* **GIVEN RECORDS**
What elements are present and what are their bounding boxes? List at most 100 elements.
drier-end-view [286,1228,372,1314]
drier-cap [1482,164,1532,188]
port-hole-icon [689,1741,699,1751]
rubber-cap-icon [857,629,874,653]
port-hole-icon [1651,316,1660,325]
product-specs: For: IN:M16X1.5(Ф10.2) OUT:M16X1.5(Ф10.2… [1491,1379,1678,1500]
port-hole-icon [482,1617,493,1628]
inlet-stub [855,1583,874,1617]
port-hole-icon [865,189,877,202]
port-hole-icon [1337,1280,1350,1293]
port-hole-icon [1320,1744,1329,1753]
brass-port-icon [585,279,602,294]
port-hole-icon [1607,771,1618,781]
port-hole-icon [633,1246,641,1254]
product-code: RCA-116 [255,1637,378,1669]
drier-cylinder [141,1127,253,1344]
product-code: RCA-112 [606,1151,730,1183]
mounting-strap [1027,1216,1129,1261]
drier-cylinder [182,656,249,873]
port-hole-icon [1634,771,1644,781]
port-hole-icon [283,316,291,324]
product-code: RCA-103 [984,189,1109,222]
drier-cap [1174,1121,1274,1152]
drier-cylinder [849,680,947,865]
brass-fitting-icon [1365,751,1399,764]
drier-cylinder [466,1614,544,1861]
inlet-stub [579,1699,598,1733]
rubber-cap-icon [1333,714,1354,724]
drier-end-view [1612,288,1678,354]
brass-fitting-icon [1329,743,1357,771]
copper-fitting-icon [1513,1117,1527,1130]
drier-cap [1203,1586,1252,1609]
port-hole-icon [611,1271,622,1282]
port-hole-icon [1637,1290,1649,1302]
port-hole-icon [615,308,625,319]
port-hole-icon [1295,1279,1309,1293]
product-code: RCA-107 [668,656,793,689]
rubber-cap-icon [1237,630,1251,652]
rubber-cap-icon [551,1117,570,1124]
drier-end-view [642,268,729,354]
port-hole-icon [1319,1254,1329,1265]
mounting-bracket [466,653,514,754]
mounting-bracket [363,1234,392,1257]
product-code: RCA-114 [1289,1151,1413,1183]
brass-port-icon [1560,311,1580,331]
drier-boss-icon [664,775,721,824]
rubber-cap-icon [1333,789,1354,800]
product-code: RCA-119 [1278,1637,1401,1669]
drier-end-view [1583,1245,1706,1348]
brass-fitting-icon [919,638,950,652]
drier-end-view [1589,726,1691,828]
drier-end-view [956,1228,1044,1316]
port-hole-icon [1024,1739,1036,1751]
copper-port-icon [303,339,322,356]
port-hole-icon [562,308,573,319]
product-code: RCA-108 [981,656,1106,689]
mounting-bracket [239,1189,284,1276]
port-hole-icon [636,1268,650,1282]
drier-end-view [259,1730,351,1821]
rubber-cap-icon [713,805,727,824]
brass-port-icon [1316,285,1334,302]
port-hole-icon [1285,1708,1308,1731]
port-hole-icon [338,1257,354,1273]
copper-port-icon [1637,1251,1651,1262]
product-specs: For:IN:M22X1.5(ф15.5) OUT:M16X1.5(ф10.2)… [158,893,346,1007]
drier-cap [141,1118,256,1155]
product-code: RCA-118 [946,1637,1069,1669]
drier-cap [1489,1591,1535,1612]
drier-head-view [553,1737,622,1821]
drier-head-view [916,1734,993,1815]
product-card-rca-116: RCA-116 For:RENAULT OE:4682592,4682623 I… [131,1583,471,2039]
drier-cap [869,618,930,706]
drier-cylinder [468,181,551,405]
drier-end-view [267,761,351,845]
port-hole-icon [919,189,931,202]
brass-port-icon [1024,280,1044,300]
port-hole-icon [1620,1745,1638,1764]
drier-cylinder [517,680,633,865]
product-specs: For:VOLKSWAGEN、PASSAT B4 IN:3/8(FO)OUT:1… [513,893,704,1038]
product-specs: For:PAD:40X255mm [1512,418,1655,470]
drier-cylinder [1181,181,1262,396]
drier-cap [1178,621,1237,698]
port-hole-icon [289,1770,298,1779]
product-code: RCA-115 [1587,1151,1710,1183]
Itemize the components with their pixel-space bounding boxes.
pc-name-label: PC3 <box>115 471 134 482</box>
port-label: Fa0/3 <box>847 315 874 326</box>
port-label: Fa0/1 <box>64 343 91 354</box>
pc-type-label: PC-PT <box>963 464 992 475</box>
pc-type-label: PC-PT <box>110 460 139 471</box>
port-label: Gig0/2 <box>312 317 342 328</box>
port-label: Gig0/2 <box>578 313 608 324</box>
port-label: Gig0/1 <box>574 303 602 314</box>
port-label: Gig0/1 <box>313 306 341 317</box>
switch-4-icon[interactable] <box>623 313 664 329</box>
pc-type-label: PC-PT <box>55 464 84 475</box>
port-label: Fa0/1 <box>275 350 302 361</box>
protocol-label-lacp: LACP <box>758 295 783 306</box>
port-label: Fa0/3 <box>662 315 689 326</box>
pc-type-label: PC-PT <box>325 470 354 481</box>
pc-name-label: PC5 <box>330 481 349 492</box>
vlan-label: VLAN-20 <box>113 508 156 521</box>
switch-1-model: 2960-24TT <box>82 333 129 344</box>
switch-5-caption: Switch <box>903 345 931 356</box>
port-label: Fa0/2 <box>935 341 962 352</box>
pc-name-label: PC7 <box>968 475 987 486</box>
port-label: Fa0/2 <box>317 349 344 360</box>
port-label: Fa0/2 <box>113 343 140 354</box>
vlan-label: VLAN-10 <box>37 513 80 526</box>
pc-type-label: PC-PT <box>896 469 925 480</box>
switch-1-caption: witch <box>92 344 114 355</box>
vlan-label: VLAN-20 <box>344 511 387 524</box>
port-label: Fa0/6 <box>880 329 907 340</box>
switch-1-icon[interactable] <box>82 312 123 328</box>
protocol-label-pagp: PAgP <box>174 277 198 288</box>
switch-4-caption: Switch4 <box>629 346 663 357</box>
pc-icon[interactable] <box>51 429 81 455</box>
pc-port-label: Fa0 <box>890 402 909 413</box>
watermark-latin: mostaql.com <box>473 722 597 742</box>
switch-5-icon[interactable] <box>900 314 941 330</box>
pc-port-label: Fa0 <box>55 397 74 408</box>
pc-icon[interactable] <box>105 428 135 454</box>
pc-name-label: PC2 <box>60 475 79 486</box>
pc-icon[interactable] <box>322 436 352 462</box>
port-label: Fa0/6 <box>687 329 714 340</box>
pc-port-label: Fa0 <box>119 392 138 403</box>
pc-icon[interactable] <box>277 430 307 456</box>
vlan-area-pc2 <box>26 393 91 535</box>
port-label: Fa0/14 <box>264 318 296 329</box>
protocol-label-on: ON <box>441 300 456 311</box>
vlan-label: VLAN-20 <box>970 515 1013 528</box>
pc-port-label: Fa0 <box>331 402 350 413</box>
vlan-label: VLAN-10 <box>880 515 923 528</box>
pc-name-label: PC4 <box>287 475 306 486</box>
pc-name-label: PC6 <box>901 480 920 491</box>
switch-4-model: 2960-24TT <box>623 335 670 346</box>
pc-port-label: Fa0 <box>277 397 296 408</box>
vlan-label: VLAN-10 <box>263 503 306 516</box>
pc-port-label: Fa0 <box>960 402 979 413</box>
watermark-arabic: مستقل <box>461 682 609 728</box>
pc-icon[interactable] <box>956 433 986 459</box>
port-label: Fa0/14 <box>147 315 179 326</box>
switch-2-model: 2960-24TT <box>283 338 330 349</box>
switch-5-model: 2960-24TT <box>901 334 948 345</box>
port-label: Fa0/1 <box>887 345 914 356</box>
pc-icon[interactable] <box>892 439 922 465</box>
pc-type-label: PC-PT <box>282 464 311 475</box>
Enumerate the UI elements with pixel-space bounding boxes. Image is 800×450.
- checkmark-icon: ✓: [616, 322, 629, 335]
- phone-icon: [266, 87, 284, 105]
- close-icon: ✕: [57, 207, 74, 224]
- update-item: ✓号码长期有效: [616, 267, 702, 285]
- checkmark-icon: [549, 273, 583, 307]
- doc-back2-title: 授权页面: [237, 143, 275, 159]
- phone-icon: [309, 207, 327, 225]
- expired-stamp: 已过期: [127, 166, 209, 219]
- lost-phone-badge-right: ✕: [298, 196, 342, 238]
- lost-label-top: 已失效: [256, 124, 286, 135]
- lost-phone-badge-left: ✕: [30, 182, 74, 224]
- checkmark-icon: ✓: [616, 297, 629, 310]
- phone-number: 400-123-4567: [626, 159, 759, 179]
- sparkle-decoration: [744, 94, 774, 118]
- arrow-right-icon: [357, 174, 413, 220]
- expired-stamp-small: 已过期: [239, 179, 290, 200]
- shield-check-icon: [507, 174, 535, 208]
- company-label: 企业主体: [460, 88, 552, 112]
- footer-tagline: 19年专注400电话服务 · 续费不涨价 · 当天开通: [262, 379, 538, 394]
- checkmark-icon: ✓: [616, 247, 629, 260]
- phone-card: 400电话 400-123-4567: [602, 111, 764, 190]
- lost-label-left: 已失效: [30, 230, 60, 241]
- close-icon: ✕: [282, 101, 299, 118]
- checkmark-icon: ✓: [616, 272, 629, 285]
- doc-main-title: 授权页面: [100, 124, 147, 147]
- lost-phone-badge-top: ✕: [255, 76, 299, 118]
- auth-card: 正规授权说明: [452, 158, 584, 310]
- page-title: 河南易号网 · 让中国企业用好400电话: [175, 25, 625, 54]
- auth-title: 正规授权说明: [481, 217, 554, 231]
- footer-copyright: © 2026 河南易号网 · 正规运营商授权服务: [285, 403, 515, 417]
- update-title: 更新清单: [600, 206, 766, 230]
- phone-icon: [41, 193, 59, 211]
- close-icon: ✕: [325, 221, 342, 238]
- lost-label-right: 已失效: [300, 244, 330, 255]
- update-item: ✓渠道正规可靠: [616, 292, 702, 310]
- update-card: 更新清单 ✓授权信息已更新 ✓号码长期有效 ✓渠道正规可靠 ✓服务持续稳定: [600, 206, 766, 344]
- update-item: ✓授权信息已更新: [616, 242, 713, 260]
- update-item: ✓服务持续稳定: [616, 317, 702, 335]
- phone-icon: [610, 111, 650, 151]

* **WHAT YOU ARE ASKED TO DO**
Gather every line above that contains the word "rubber" and copy each such line in full.

* **RESPONSE**
rubber-cap-icon [857,629,874,653]
rubber-cap-icon [1333,714,1354,724]
rubber-cap-icon [1237,630,1251,652]
rubber-cap-icon [551,1117,570,1124]
rubber-cap-icon [1333,789,1354,800]
rubber-cap-icon [713,805,727,824]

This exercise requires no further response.